**WHAT THE EXERCISE ASKS:**
For every line in the records that has the word "title", make a copy.

**DATA ENTRIES:**
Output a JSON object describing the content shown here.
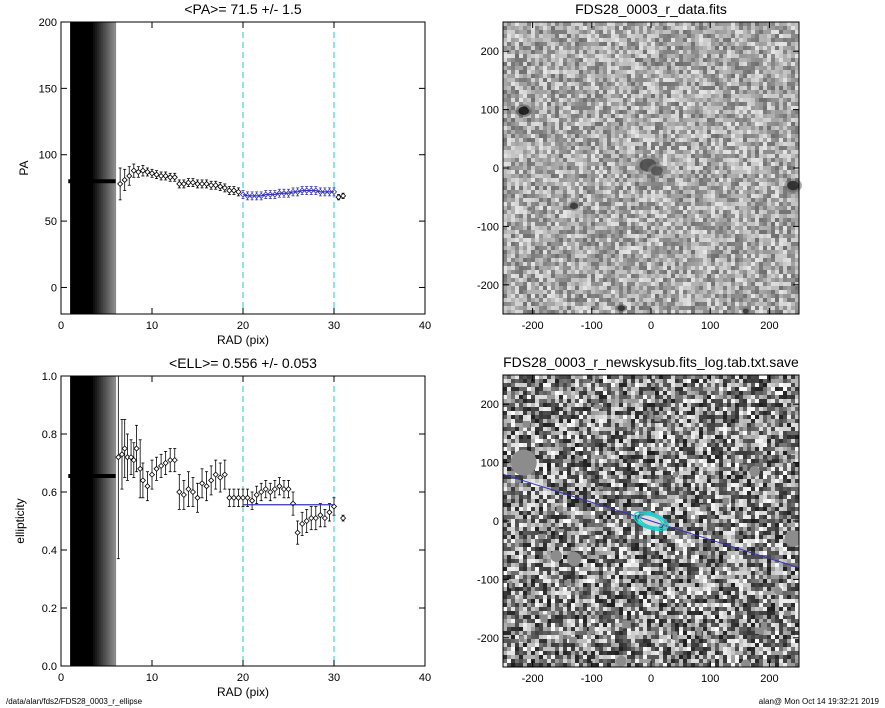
{
  "chart_data": [
    {
      "type": "scatter",
      "title": "<PA>=  71.5 +/-   1.5",
      "xlabel": "RAD (pix)",
      "ylabel": "PA",
      "xlim": [
        0,
        40
      ],
      "ylim": [
        -20,
        200
      ],
      "xticks": [
        "0",
        "10",
        "20",
        "30",
        "40"
      ],
      "yticks": [
        "0",
        "50",
        "100",
        "150",
        "200"
      ],
      "shaded_region": [
        1,
        6
      ],
      "vlines": [
        20,
        30
      ],
      "vline_color": "#22cccc",
      "points_color": "#000000",
      "fit_color": "#3333bb",
      "fit_range": [
        20,
        30
      ],
      "series": [
        {
          "points": [
            {
              "x": 6.5,
              "y": 78,
              "e": 12
            },
            {
              "x": 7.0,
              "y": 81,
              "e": 8
            },
            {
              "x": 7.5,
              "y": 84,
              "e": 7
            },
            {
              "x": 8.0,
              "y": 88,
              "e": 5
            },
            {
              "x": 8.5,
              "y": 87,
              "e": 4
            },
            {
              "x": 9.0,
              "y": 88,
              "e": 4
            },
            {
              "x": 9.5,
              "y": 87,
              "e": 3
            },
            {
              "x": 10.0,
              "y": 86,
              "e": 3
            },
            {
              "x": 10.5,
              "y": 85,
              "e": 3
            },
            {
              "x": 11.0,
              "y": 84,
              "e": 3
            },
            {
              "x": 11.5,
              "y": 84,
              "e": 3
            },
            {
              "x": 12.0,
              "y": 83,
              "e": 3
            },
            {
              "x": 12.5,
              "y": 83,
              "e": 3
            },
            {
              "x": 13.0,
              "y": 78,
              "e": 3
            },
            {
              "x": 13.5,
              "y": 78,
              "e": 3
            },
            {
              "x": 14.0,
              "y": 79,
              "e": 3
            },
            {
              "x": 14.5,
              "y": 79,
              "e": 3
            },
            {
              "x": 15.0,
              "y": 78,
              "e": 3
            },
            {
              "x": 15.5,
              "y": 78,
              "e": 3
            },
            {
              "x": 16.0,
              "y": 78,
              "e": 3
            },
            {
              "x": 16.5,
              "y": 77,
              "e": 3
            },
            {
              "x": 17.0,
              "y": 77,
              "e": 3
            },
            {
              "x": 17.5,
              "y": 76,
              "e": 3
            },
            {
              "x": 18.0,
              "y": 75,
              "e": 3
            },
            {
              "x": 18.5,
              "y": 73,
              "e": 3
            },
            {
              "x": 19.0,
              "y": 73,
              "e": 3
            },
            {
              "x": 19.5,
              "y": 72,
              "e": 3
            },
            {
              "x": 20.0,
              "y": 70,
              "e": 3
            },
            {
              "x": 20.5,
              "y": 69,
              "e": 3
            },
            {
              "x": 21.0,
              "y": 69,
              "e": 3
            },
            {
              "x": 21.5,
              "y": 69,
              "e": 3
            },
            {
              "x": 22.0,
              "y": 69,
              "e": 3
            },
            {
              "x": 22.5,
              "y": 70,
              "e": 3
            },
            {
              "x": 23.0,
              "y": 70,
              "e": 3
            },
            {
              "x": 23.5,
              "y": 70,
              "e": 3
            },
            {
              "x": 24.0,
              "y": 71,
              "e": 3
            },
            {
              "x": 24.5,
              "y": 71,
              "e": 3
            },
            {
              "x": 25.0,
              "y": 71,
              "e": 3
            },
            {
              "x": 25.5,
              "y": 72,
              "e": 3
            },
            {
              "x": 26.0,
              "y": 72,
              "e": 3
            },
            {
              "x": 26.5,
              "y": 73,
              "e": 3
            },
            {
              "x": 27.0,
              "y": 73,
              "e": 3
            },
            {
              "x": 27.5,
              "y": 73,
              "e": 3
            },
            {
              "x": 28.0,
              "y": 73,
              "e": 3
            },
            {
              "x": 28.5,
              "y": 72,
              "e": 3
            },
            {
              "x": 29.0,
              "y": 72,
              "e": 3
            },
            {
              "x": 29.5,
              "y": 72,
              "e": 3
            },
            {
              "x": 30.0,
              "y": 72,
              "e": 3
            },
            {
              "x": 30.5,
              "y": 68,
              "e": 2
            },
            {
              "x": 31.0,
              "y": 69,
              "e": 2
            }
          ]
        }
      ],
      "inner_track": {
        "x": [
          0.8,
          6.0
        ],
        "y": 80
      }
    },
    {
      "type": "scatter",
      "title": "<ELL>= 0.556 +/-  0.053",
      "xlabel": "RAD (pix)",
      "ylabel": "ellipticity",
      "xlim": [
        0,
        40
      ],
      "ylim": [
        0.0,
        1.0
      ],
      "xticks": [
        "0",
        "10",
        "20",
        "30",
        "40"
      ],
      "yticks": [
        "0.0",
        "0.2",
        "0.4",
        "0.6",
        "0.8",
        "1.0"
      ],
      "shaded_region": [
        1,
        6
      ],
      "vlines": [
        20,
        30
      ],
      "vline_color": "#22cccc",
      "points_color": "#000000",
      "fit_color": "#3333bb",
      "fit_range": [
        20,
        30
      ],
      "fit_value": 0.556,
      "series": [
        {
          "points": [
            {
              "x": 6.3,
              "y": 0.72,
              "e": 0.35
            },
            {
              "x": 6.7,
              "y": 0.73,
              "e": 0.12
            },
            {
              "x": 7.0,
              "y": 0.75,
              "e": 0.1
            },
            {
              "x": 7.3,
              "y": 0.72,
              "e": 0.08
            },
            {
              "x": 7.7,
              "y": 0.72,
              "e": 0.06
            },
            {
              "x": 8.0,
              "y": 0.71,
              "e": 0.06
            },
            {
              "x": 8.3,
              "y": 0.75,
              "e": 0.08
            },
            {
              "x": 8.7,
              "y": 0.68,
              "e": 0.1
            },
            {
              "x": 9.0,
              "y": 0.64,
              "e": 0.06
            },
            {
              "x": 9.5,
              "y": 0.62,
              "e": 0.05
            },
            {
              "x": 10.0,
              "y": 0.66,
              "e": 0.05
            },
            {
              "x": 10.5,
              "y": 0.68,
              "e": 0.04
            },
            {
              "x": 11.0,
              "y": 0.69,
              "e": 0.04
            },
            {
              "x": 11.5,
              "y": 0.7,
              "e": 0.04
            },
            {
              "x": 12.0,
              "y": 0.71,
              "e": 0.04
            },
            {
              "x": 12.5,
              "y": 0.71,
              "e": 0.04
            },
            {
              "x": 13.0,
              "y": 0.6,
              "e": 0.06
            },
            {
              "x": 13.5,
              "y": 0.59,
              "e": 0.05
            },
            {
              "x": 14.0,
              "y": 0.61,
              "e": 0.06
            },
            {
              "x": 14.5,
              "y": 0.6,
              "e": 0.05
            },
            {
              "x": 15.0,
              "y": 0.58,
              "e": 0.05
            },
            {
              "x": 15.5,
              "y": 0.63,
              "e": 0.05
            },
            {
              "x": 16.0,
              "y": 0.62,
              "e": 0.05
            },
            {
              "x": 16.5,
              "y": 0.64,
              "e": 0.05
            },
            {
              "x": 17.0,
              "y": 0.66,
              "e": 0.05
            },
            {
              "x": 17.5,
              "y": 0.65,
              "e": 0.05
            },
            {
              "x": 18.0,
              "y": 0.66,
              "e": 0.05
            },
            {
              "x": 18.5,
              "y": 0.58,
              "e": 0.03
            },
            {
              "x": 19.0,
              "y": 0.58,
              "e": 0.03
            },
            {
              "x": 19.5,
              "y": 0.58,
              "e": 0.03
            },
            {
              "x": 20.0,
              "y": 0.58,
              "e": 0.03
            },
            {
              "x": 20.5,
              "y": 0.58,
              "e": 0.03
            },
            {
              "x": 21.0,
              "y": 0.57,
              "e": 0.03
            },
            {
              "x": 21.5,
              "y": 0.59,
              "e": 0.03
            },
            {
              "x": 22.0,
              "y": 0.6,
              "e": 0.03
            },
            {
              "x": 22.5,
              "y": 0.61,
              "e": 0.03
            },
            {
              "x": 23.0,
              "y": 0.6,
              "e": 0.03
            },
            {
              "x": 23.5,
              "y": 0.61,
              "e": 0.03
            },
            {
              "x": 24.0,
              "y": 0.62,
              "e": 0.03
            },
            {
              "x": 24.5,
              "y": 0.61,
              "e": 0.03
            },
            {
              "x": 25.0,
              "y": 0.61,
              "e": 0.03
            },
            {
              "x": 25.5,
              "y": 0.56,
              "e": 0.04
            },
            {
              "x": 26.0,
              "y": 0.46,
              "e": 0.04
            },
            {
              "x": 26.5,
              "y": 0.49,
              "e": 0.04
            },
            {
              "x": 27.0,
              "y": 0.5,
              "e": 0.04
            },
            {
              "x": 27.5,
              "y": 0.51,
              "e": 0.04
            },
            {
              "x": 28.0,
              "y": 0.51,
              "e": 0.04
            },
            {
              "x": 28.5,
              "y": 0.52,
              "e": 0.04
            },
            {
              "x": 29.0,
              "y": 0.51,
              "e": 0.03
            },
            {
              "x": 29.5,
              "y": 0.53,
              "e": 0.03
            },
            {
              "x": 30.0,
              "y": 0.55,
              "e": 0.03
            },
            {
              "x": 31.0,
              "y": 0.51,
              "e": 0.01
            }
          ]
        }
      ],
      "inner_track": {
        "x": [
          0.8,
          6.0
        ],
        "y": 0.655
      }
    },
    {
      "type": "heatmap",
      "title": "FDS28_0003_r_data.fits",
      "xlim": [
        -250,
        250
      ],
      "ylim": [
        -250,
        250
      ],
      "xticks": [
        "-200",
        "-100",
        "0",
        "100",
        "200"
      ],
      "yticks": [
        "-200",
        "-100",
        "0",
        "100",
        "200"
      ],
      "sources": [
        {
          "x": -215,
          "y": 98,
          "r": 9,
          "shade": 20
        },
        {
          "x": -5,
          "y": 5,
          "r": 14,
          "shade": 70
        },
        {
          "x": 10,
          "y": -5,
          "r": 10,
          "shade": 80
        },
        {
          "x": -130,
          "y": -65,
          "r": 7,
          "shade": 50
        },
        {
          "x": -205,
          "y": -70,
          "r": 4,
          "shade": 110
        },
        {
          "x": 240,
          "y": -30,
          "r": 10,
          "shade": 40
        },
        {
          "x": -50,
          "y": -240,
          "r": 6,
          "shade": 40
        },
        {
          "x": 160,
          "y": -245,
          "r": 5,
          "shade": 50
        }
      ]
    },
    {
      "type": "heatmap",
      "title": "FDS28_0003_r_newskysub.fits_log.tab.txt.save",
      "xlim": [
        -250,
        250
      ],
      "ylim": [
        -250,
        250
      ],
      "xticks": [
        "-200",
        "-100",
        "0",
        "100",
        "200"
      ],
      "yticks": [
        "-200",
        "-100",
        "0",
        "100",
        "200"
      ],
      "line_color": "#3333bb",
      "ellipse_color": "#22cccc",
      "pa_line": {
        "x1": -250,
        "y1": 80,
        "x2": 250,
        "y2": -80
      },
      "ellipse_sma": [
        20,
        25,
        30
      ],
      "ellipse_ell": 0.556,
      "ellipse_pa": 71.5,
      "masked_blocks": [
        {
          "x": -215,
          "y": 100,
          "r": 22
        },
        {
          "x": 175,
          "y": 85,
          "r": 9
        },
        {
          "x": -160,
          "y": -60,
          "r": 10
        },
        {
          "x": -130,
          "y": -65,
          "r": 12
        },
        {
          "x": 240,
          "y": -30,
          "r": 14
        },
        {
          "x": -50,
          "y": -240,
          "r": 9
        },
        {
          "x": 160,
          "y": -245,
          "r": 8
        },
        {
          "x": 215,
          "y": -120,
          "r": 7
        }
      ]
    }
  ],
  "footer": {
    "left": "/data/alan/fds2/FDS28_0003_r_ellipse",
    "right": "alan@  Mon Oct 14 19:32:21 2019"
  }
}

**TASK OUTPUT:**
      "title": "<PA>=  71.5 +/-   1.5",
      "title": "<ELL>= 0.556 +/-  0.053",
      "title": "FDS28_0003_r_data.fits",
      "title": "FDS28_0003_r_newskysub.fits_log.tab.txt.save",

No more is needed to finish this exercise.